Directive: Copy every entry exactly as given, minus the images.

Entries supplied:
.....

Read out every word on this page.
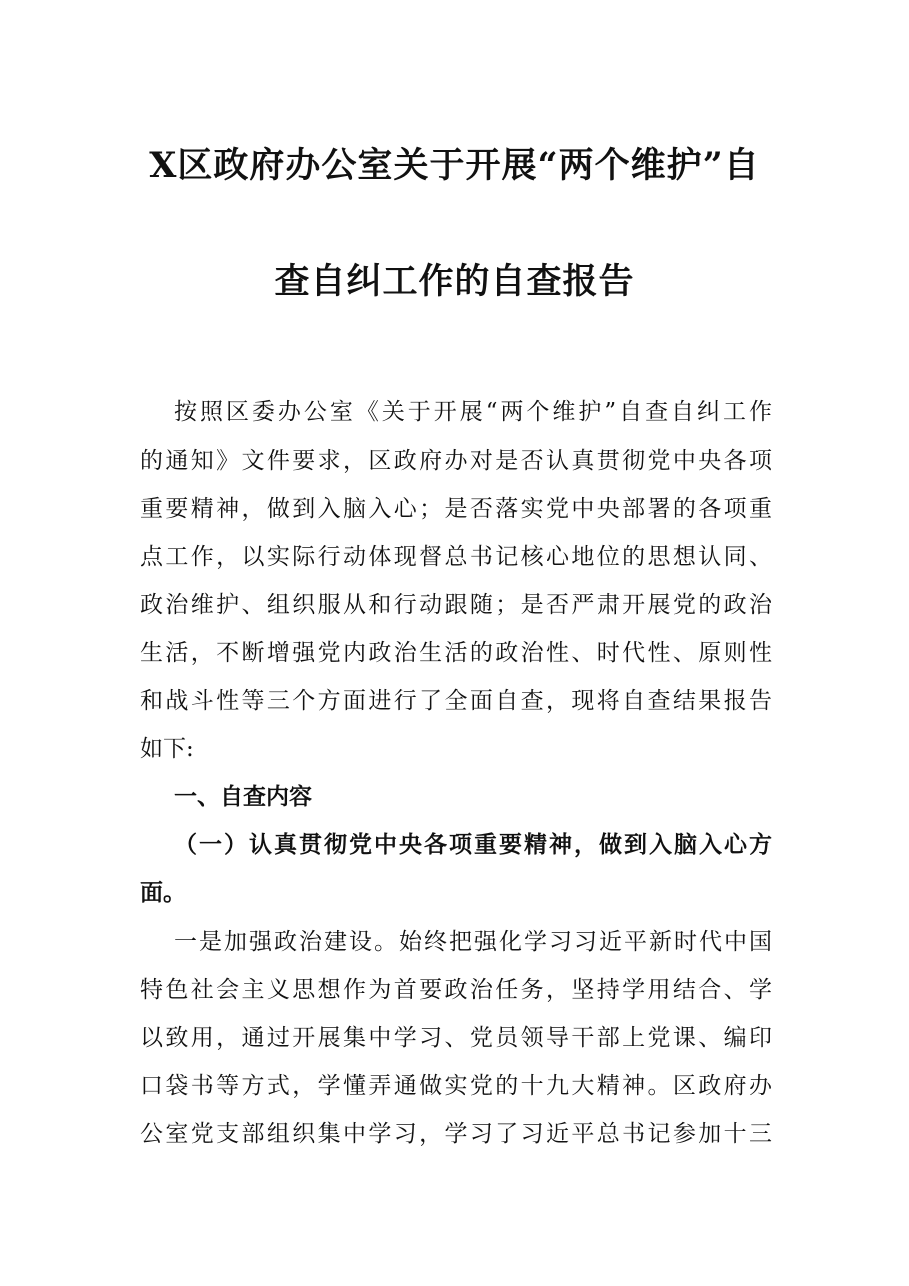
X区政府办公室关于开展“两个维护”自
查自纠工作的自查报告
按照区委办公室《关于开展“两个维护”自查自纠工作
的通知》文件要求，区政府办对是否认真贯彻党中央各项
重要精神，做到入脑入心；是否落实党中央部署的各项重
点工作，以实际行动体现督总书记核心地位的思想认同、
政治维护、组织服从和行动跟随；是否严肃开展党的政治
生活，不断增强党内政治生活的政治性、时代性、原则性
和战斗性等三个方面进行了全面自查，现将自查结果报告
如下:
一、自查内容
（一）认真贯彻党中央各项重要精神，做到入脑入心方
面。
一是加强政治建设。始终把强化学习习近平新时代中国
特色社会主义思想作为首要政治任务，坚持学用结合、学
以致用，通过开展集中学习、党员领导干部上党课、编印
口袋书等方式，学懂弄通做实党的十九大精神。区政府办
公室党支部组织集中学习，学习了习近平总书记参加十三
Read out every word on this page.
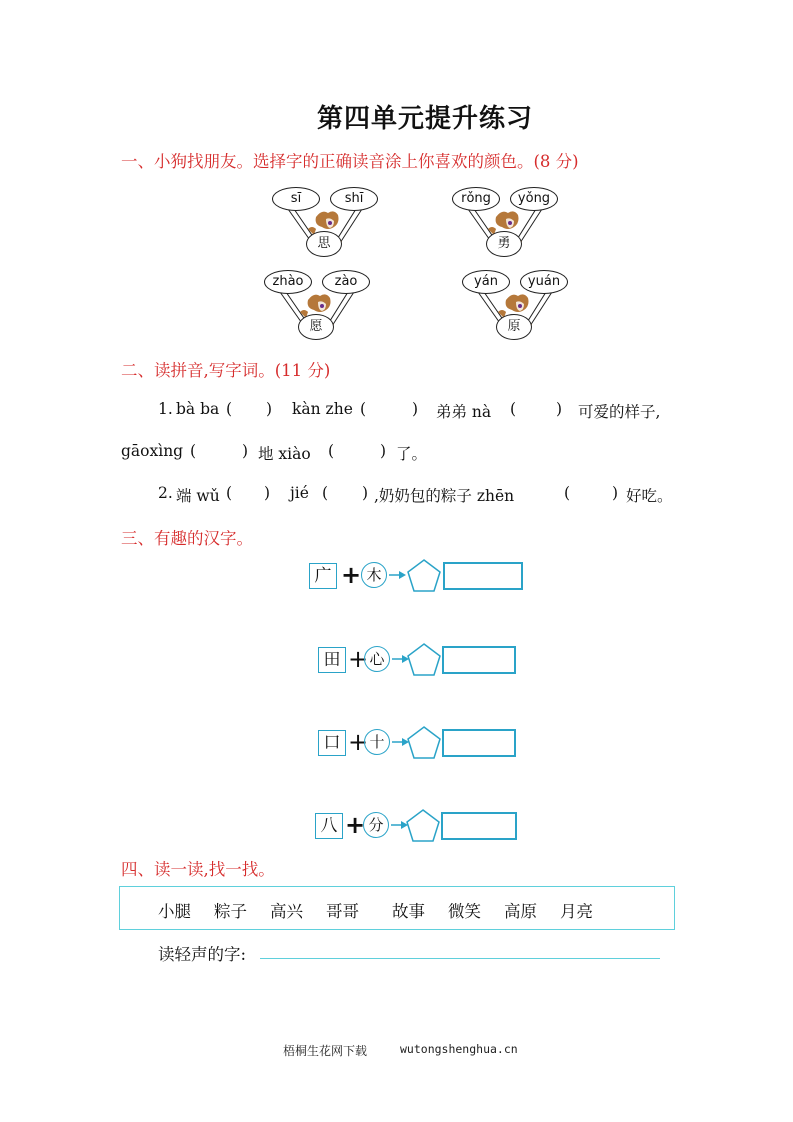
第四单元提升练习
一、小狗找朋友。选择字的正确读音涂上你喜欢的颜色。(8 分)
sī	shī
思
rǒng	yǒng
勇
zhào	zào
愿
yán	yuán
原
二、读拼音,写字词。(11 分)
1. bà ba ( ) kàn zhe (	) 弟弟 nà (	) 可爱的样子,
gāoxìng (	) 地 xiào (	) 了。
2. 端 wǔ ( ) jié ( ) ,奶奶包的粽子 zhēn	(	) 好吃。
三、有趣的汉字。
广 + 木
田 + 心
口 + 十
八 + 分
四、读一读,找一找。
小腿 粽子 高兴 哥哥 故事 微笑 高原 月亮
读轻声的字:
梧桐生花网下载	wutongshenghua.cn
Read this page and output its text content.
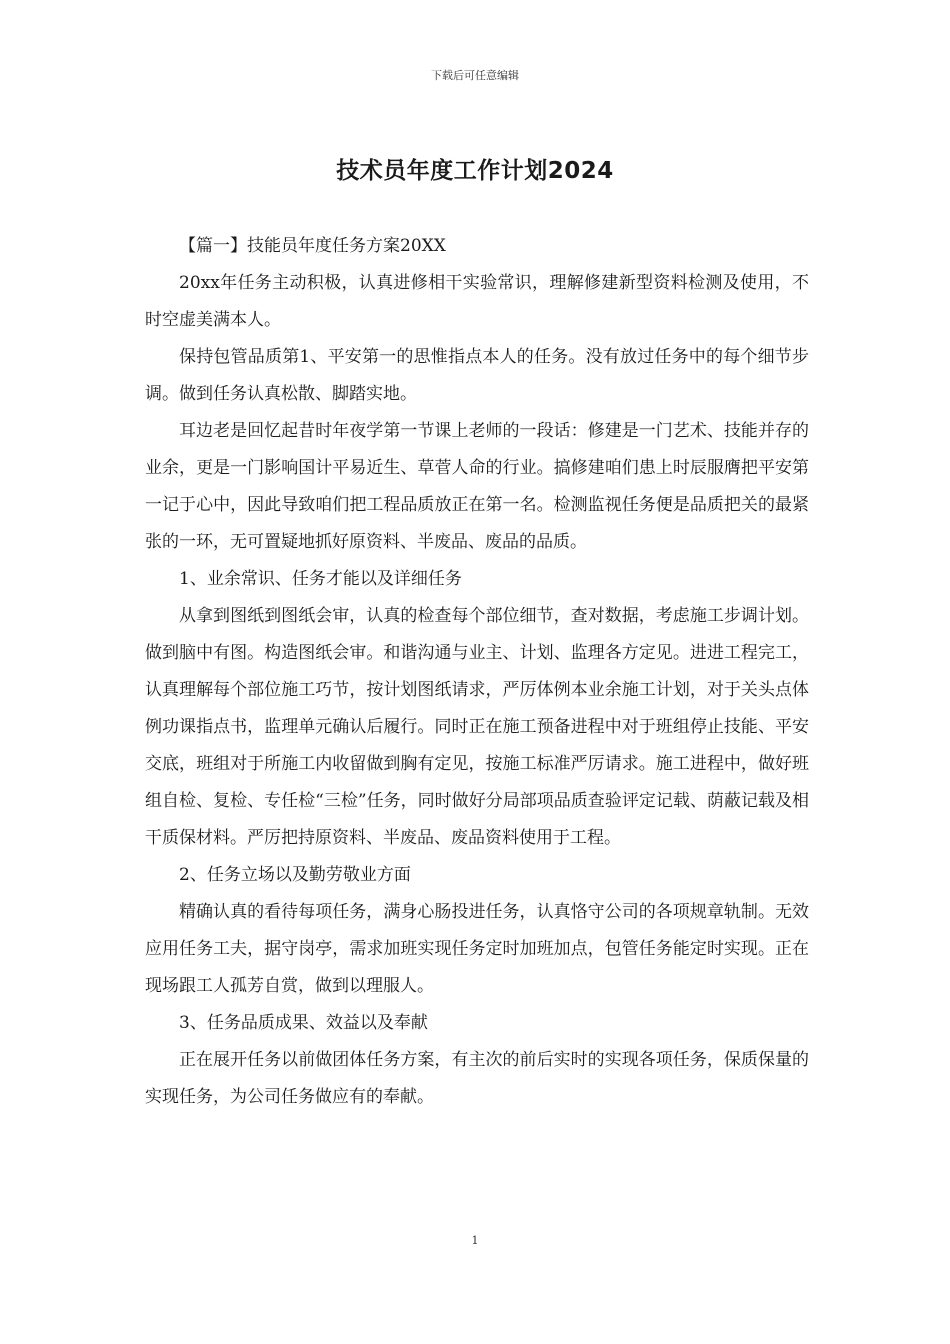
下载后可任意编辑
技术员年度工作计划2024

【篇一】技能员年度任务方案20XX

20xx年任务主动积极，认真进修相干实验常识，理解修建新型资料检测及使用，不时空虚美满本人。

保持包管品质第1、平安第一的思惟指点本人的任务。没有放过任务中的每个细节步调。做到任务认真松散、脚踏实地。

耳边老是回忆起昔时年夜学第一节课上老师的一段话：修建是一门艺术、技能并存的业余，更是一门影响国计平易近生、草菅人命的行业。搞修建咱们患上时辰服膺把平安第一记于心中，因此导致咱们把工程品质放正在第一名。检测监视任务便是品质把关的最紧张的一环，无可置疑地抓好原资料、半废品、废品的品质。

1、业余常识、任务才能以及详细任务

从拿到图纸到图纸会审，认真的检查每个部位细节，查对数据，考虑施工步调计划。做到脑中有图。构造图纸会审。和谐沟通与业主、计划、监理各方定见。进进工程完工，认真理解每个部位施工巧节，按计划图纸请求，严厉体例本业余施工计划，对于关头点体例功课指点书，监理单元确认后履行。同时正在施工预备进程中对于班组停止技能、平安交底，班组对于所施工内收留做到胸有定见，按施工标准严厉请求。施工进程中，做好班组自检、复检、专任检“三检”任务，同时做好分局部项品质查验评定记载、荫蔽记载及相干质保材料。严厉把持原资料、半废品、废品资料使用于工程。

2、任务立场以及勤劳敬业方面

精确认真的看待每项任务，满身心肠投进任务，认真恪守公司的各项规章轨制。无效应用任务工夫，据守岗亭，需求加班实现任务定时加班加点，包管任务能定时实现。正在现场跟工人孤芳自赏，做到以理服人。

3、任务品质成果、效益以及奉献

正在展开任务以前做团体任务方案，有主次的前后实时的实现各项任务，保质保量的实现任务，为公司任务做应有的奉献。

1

.....

Output of the exercise:
Read out every word on this page.
X区政府办公室关于开展“两个维护”自
查自纠工作的自查报告
按照区委办公室《关于开展“两个维护”自查自纠工作
的通知》文件要求，区政府办对是否认真贯彻党中央各项
重要精神，做到入脑入心；是否落实党中央部署的各项重
点工作，以实际行动体现督总书记核心地位的思想认同、
政治维护、组织服从和行动跟随；是否严肃开展党的政治
生活，不断增强党内政治生活的政治性、时代性、原则性
和战斗性等三个方面进行了全面自查，现将自查结果报告
如下:
一、自查内容
（一）认真贯彻党中央各项重要精神，做到入脑入心方
面。
一是加强政治建设。始终把强化学习习近平新时代中国
特色社会主义思想作为首要政治任务，坚持学用结合、学
以致用，通过开展集中学习、党员领导干部上党课、编印
口袋书等方式，学懂弄通做实党的十九大精神。区政府办
公室党支部组织集中学习，学习了习近平总书记参加十三
Read out every word on this page.
第四单元提升练习
一、小狗找朋友。选择字的正确读音涂上你喜欢的颜色。(8 分)
sī	shī
思
rǒng	yǒng
勇
zhào	zào
愿
yán	yuán
原
二、读拼音,写字词。(11 分)
1. bà ba ( ) kàn zhe (	) 弟弟 nà (	) 可爱的样子,
gāoxìng (	) 地 xiào (	) 了。
2. 端 wǔ ( ) jié ( ) ,奶奶包的粽子 zhēn	(	) 好吃。
三、有趣的汉字。
广 + 木
田 + 心
口 + 十
八 + 分
四、读一读,找一找。
小腿 粽子 高兴 哥哥 故事 微笑 高原 月亮
读轻声的字:
梧桐生花网下载	wutongshenghua.cn
Read this page and output its text content.
下载后可任意编辑
技术员年度工作计划2024

【篇一】技能员年度任务方案20XX

20xx年任务主动积极，认真进修相干实验常识，理解修建新型资料检测及使用，不时空虚美满本人。

保持包管品质第1、平安第一的思惟指点本人的任务。没有放过任务中的每个细节步调。做到任务认真松散、脚踏实地。

耳边老是回忆起昔时年夜学第一节课上老师的一段话：修建是一门艺术、技能并存的业余，更是一门影响国计平易近生、草菅人命的行业。搞修建咱们患上时辰服膺把平安第一记于心中，因此导致咱们把工程品质放正在第一名。检测监视任务便是品质把关的最紧张的一环，无可置疑地抓好原资料、半废品、废品的品质。

1、业余常识、任务才能以及详细任务

从拿到图纸到图纸会审，认真的检查每个部位细节，查对数据，考虑施工步调计划。做到脑中有图。构造图纸会审。和谐沟通与业主、计划、监理各方定见。进进工程完工，认真理解每个部位施工巧节，按计划图纸请求，严厉体例本业余施工计划，对于关头点体例功课指点书，监理单元确认后履行。同时正在施工预备进程中对于班组停止技能、平安交底，班组对于所施工内收留做到胸有定见，按施工标准严厉请求。施工进程中，做好班组自检、复检、专任检“三检”任务，同时做好分局部项品质查验评定记载、荫蔽记载及相干质保材料。严厉把持原资料、半废品、废品资料使用于工程。

2、任务立场以及勤劳敬业方面

精确认真的看待每项任务，满身心肠投进任务，认真恪守公司的各项规章轨制。无效应用任务工夫，据守岗亭，需求加班实现任务定时加班加点，包管任务能定时实现。正在现场跟工人孤芳自赏，做到以理服人。

3、任务品质成果、效益以及奉献

正在展开任务以前做团体任务方案，有主次的前后实时的实现各项任务，保质保量的实现任务，为公司任务做应有的奉献。

1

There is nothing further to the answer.